— Dataset —
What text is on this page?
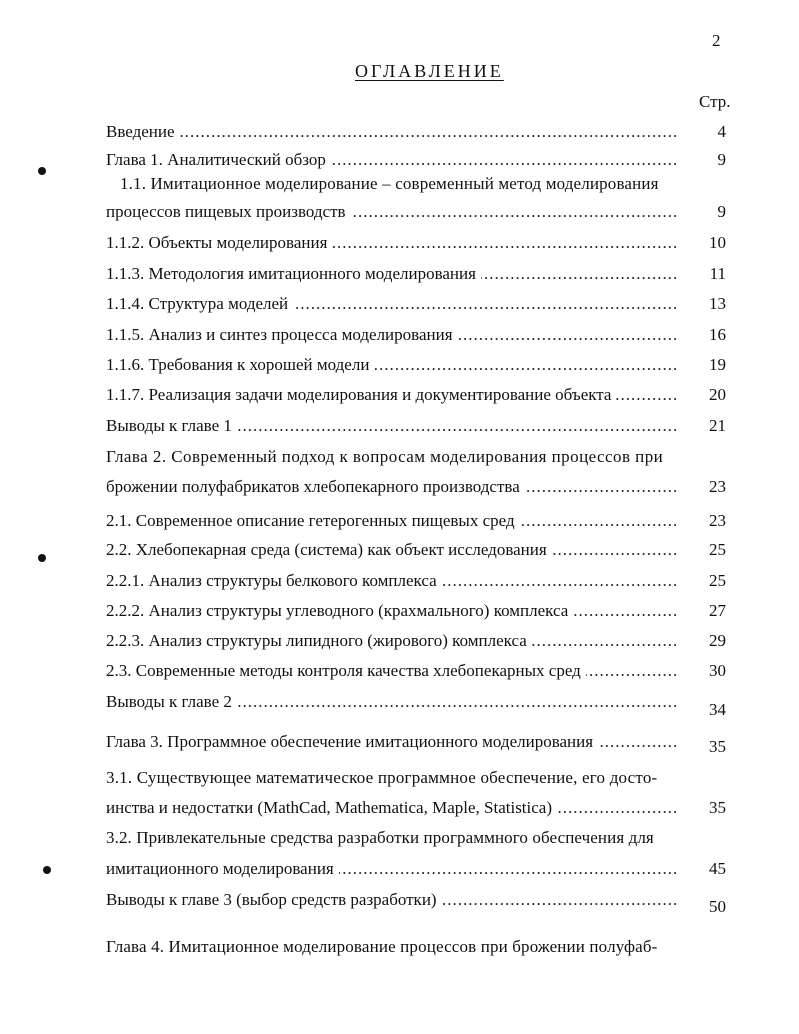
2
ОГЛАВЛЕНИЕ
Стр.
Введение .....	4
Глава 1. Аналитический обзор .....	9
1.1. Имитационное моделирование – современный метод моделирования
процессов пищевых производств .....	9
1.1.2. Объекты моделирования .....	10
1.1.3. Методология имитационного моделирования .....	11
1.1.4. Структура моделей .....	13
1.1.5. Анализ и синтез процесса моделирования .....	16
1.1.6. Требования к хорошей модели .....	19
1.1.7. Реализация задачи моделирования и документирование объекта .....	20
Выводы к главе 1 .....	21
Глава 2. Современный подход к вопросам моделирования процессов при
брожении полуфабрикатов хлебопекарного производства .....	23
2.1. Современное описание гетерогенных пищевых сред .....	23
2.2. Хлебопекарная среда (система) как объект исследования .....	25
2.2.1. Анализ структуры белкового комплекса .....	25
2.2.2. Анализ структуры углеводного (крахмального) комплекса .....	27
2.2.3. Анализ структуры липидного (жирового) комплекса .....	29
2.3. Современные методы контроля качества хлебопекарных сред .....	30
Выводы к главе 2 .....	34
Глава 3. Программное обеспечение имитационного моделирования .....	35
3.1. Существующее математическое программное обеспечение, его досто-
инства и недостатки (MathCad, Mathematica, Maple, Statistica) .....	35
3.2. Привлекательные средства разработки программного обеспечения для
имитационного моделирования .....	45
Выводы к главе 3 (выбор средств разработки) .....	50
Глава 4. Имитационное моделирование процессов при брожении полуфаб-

— Short problem —
Transcribe the whole listing exactly. Pictures stay out of your copy.

— Response below —
What text is on this page?
2
ОГЛАВЛЕНИЕ
Стр.
Введение .....	4
Глава 1. Аналитический обзор .....	9
1.1. Имитационное моделирование – современный метод моделирования
процессов пищевых производств .....	9
1.1.2. Объекты моделирования .....	10
1.1.3. Методология имитационного моделирования .....	11
1.1.4. Структура моделей .....	13
1.1.5. Анализ и синтез процесса моделирования .....	16
1.1.6. Требования к хорошей модели .....	19
1.1.7. Реализация задачи моделирования и документирование объекта .....	20
Выводы к главе 1 .....	21
Глава 2. Современный подход к вопросам моделирования процессов при
брожении полуфабрикатов хлебопекарного производства .....	23
2.1. Современное описание гетерогенных пищевых сред .....	23
2.2. Хлебопекарная среда (система) как объект исследования .....	25
2.2.1. Анализ структуры белкового комплекса .....	25
2.2.2. Анализ структуры углеводного (крахмального) комплекса .....	27
2.2.3. Анализ структуры липидного (жирового) комплекса .....	29
2.3. Современные методы контроля качества хлебопекарных сред .....	30
Выводы к главе 2 .....	34
Глава 3. Программное обеспечение имитационного моделирования .....	35
3.1. Существующее математическое программное обеспечение, его досто-
инства и недостатки (MathCad, Mathematica, Maple, Statistica) .....	35
3.2. Привлекательные средства разработки программного обеспечения для
имитационного моделирования .....	45
Выводы к главе 3 (выбор средств разработки) .....	50
Глава 4. Имитационное моделирование процессов при брожении полуфаб-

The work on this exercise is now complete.